# [What this task involves]
Reproduce exactly the lines below, starting at the line that contains "Decode this image" and ending with the last line of the records, both included; leave out any pictures.

# [Records provided]
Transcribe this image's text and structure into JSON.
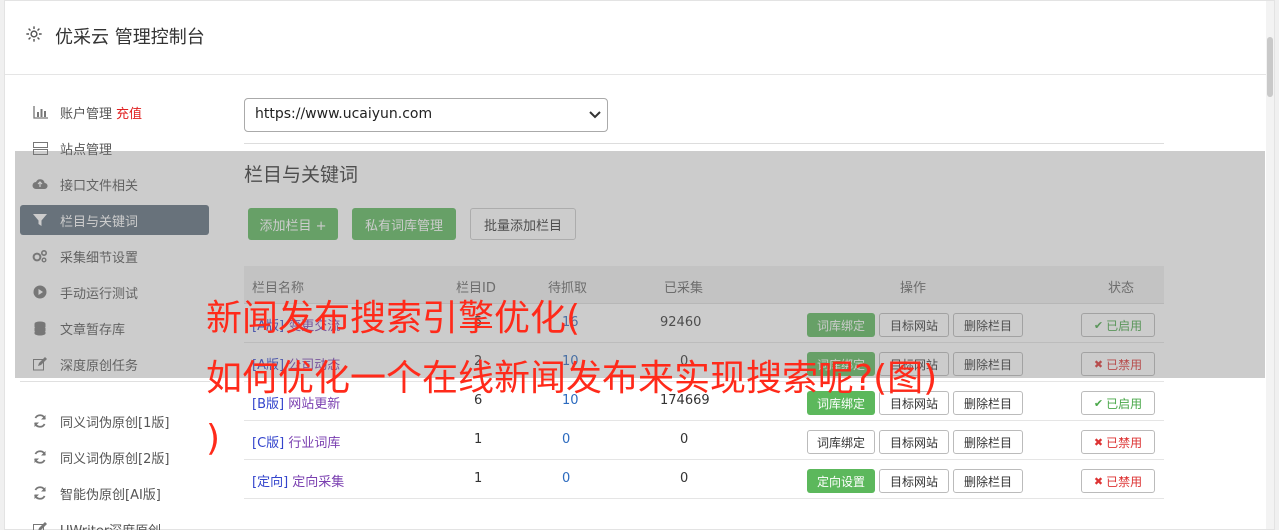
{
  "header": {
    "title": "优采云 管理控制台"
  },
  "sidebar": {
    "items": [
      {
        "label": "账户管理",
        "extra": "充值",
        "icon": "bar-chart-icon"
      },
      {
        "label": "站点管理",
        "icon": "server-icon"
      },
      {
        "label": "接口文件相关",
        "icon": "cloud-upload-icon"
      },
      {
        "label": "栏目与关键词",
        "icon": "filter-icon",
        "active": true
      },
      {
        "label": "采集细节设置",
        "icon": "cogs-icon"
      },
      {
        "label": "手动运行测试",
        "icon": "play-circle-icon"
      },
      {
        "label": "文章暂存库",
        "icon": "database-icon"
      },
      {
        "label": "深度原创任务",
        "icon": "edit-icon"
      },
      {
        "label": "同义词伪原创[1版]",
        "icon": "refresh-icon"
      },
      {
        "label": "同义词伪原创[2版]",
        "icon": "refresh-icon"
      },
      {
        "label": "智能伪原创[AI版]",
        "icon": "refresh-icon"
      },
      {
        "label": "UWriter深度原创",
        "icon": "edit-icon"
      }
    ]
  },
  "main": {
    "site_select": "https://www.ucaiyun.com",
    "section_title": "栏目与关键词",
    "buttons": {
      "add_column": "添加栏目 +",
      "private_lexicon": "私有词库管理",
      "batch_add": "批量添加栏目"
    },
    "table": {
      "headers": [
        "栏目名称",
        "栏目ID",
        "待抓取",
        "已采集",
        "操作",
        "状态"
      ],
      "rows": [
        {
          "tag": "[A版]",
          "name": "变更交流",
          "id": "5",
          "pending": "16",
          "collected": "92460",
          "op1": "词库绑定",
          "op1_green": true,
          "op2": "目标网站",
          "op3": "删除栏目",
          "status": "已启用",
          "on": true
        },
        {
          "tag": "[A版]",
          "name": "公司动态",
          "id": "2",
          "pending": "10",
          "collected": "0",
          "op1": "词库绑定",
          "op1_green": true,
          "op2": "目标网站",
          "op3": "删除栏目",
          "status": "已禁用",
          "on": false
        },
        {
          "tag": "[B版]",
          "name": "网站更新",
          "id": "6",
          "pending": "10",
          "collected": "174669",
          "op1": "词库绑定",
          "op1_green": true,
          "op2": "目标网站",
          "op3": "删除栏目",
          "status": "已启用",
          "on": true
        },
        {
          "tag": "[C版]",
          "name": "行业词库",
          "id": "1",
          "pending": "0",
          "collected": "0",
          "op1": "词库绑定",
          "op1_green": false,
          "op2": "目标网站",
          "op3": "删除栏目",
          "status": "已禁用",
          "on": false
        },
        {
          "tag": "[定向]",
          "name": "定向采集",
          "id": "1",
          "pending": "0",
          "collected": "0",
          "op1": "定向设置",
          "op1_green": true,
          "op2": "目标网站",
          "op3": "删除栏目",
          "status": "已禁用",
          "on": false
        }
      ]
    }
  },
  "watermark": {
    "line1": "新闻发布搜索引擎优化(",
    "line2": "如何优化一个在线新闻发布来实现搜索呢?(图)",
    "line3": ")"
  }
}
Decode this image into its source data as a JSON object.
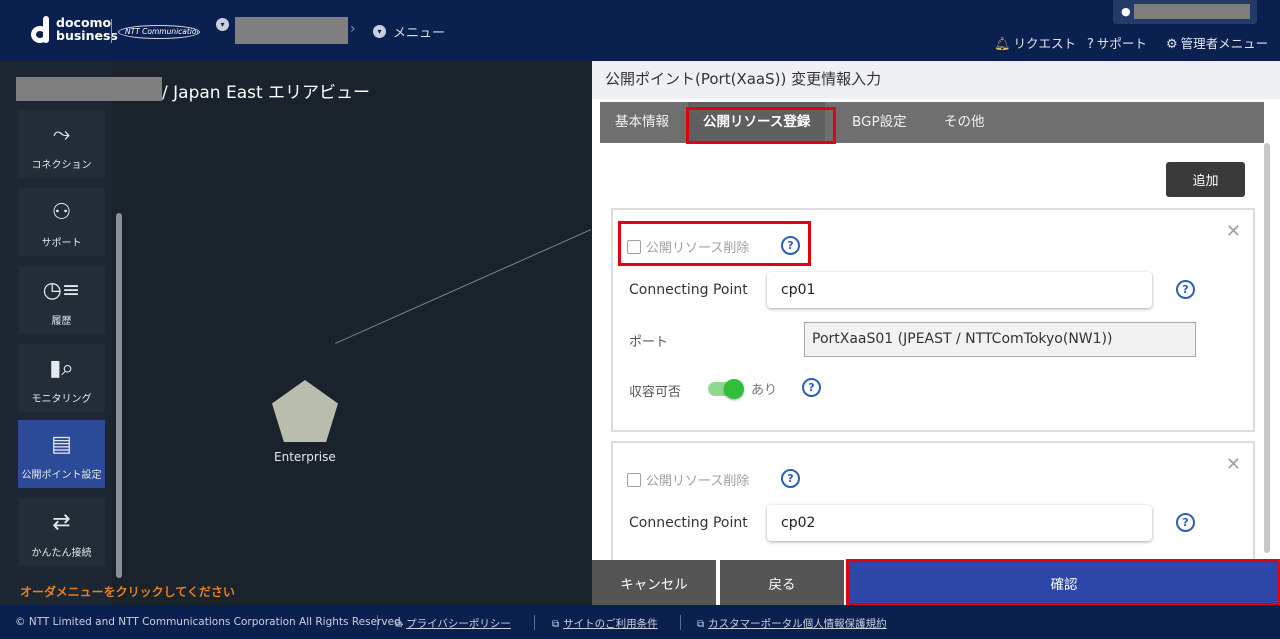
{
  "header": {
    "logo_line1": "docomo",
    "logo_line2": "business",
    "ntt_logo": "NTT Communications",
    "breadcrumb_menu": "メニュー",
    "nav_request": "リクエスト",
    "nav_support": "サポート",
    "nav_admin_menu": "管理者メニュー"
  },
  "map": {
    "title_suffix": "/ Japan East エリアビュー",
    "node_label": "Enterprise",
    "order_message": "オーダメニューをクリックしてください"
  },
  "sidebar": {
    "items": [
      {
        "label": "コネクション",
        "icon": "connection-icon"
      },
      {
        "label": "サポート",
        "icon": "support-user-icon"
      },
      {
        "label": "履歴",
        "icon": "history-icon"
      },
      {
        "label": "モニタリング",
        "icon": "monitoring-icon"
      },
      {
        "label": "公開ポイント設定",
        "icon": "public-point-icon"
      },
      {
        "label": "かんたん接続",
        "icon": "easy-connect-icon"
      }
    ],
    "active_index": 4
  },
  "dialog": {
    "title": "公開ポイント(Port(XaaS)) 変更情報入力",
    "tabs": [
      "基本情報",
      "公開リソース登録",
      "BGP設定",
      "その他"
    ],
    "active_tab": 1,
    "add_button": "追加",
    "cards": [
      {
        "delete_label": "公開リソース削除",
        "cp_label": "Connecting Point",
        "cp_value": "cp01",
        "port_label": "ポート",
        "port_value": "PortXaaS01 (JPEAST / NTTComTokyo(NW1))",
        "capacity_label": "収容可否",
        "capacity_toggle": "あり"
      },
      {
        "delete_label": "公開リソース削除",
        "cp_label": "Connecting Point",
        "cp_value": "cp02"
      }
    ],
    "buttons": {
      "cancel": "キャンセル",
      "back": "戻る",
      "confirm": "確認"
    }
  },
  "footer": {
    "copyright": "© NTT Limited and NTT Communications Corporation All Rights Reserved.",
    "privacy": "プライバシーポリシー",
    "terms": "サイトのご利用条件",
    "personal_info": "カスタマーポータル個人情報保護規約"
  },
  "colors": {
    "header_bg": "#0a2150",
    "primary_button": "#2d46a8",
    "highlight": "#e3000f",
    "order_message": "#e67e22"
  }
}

# [Result below]
Decode this image into its source data as a JSON object.
{
  "header": {
    "logo_line1": "docomo",
    "logo_line2": "business",
    "ntt_logo": "NTT Communications",
    "breadcrumb_menu": "メニュー",
    "nav_request": "リクエスト",
    "nav_support": "サポート",
    "nav_admin_menu": "管理者メニュー"
  },
  "map": {
    "title_suffix": "/ Japan East エリアビュー",
    "node_label": "Enterprise",
    "order_message": "オーダメニューをクリックしてください"
  },
  "sidebar": {
    "items": [
      {
        "label": "コネクション",
        "icon": "connection-icon"
      },
      {
        "label": "サポート",
        "icon": "support-user-icon"
      },
      {
        "label": "履歴",
        "icon": "history-icon"
      },
      {
        "label": "モニタリング",
        "icon": "monitoring-icon"
      },
      {
        "label": "公開ポイント設定",
        "icon": "public-point-icon"
      },
      {
        "label": "かんたん接続",
        "icon": "easy-connect-icon"
      }
    ],
    "active_index": 4
  },
  "dialog": {
    "title": "公開ポイント(Port(XaaS)) 変更情報入力",
    "tabs": [
      "基本情報",
      "公開リソース登録",
      "BGP設定",
      "その他"
    ],
    "active_tab": 1,
    "add_button": "追加",
    "cards": [
      {
        "delete_label": "公開リソース削除",
        "cp_label": "Connecting Point",
        "cp_value": "cp01",
        "port_label": "ポート",
        "port_value": "PortXaaS01 (JPEAST / NTTComTokyo(NW1))",
        "capacity_label": "収容可否",
        "capacity_toggle": "あり"
      },
      {
        "delete_label": "公開リソース削除",
        "cp_label": "Connecting Point",
        "cp_value": "cp02"
      }
    ],
    "buttons": {
      "cancel": "キャンセル",
      "back": "戻る",
      "confirm": "確認"
    }
  },
  "footer": {
    "copyright": "© NTT Limited and NTT Communications Corporation All Rights Reserved.",
    "privacy": "プライバシーポリシー",
    "terms": "サイトのご利用条件",
    "personal_info": "カスタマーポータル個人情報保護規約"
  },
  "colors": {
    "header_bg": "#0a2150",
    "primary_button": "#2d46a8",
    "highlight": "#e3000f",
    "order_message": "#e67e22"
  }
}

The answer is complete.